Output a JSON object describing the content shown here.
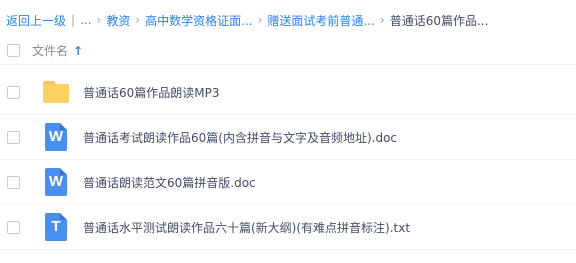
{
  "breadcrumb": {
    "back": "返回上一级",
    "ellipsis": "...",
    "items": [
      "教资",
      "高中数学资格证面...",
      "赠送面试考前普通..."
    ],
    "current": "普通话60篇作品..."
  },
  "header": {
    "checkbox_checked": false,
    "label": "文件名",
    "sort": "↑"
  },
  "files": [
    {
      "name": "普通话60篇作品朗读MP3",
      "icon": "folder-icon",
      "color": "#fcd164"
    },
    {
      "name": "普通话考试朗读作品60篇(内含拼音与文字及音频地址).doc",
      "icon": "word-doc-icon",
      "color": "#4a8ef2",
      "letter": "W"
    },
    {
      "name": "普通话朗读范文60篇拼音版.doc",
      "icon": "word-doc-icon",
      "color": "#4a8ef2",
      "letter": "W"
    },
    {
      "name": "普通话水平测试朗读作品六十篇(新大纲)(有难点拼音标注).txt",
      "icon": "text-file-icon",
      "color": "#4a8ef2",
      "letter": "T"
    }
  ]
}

________________

Copy out every line of the listing that includes the string "name".

      "name": "普通话60篇作品朗读MP3",
      "name": "普通话考试朗读作品60篇(内含拼音与文字及音频地址).doc",
      "name": "普通话朗读范文60篇拼音版.doc",
      "name": "普通话水平测试朗读作品六十篇(新大纲)(有难点拼音标注).txt",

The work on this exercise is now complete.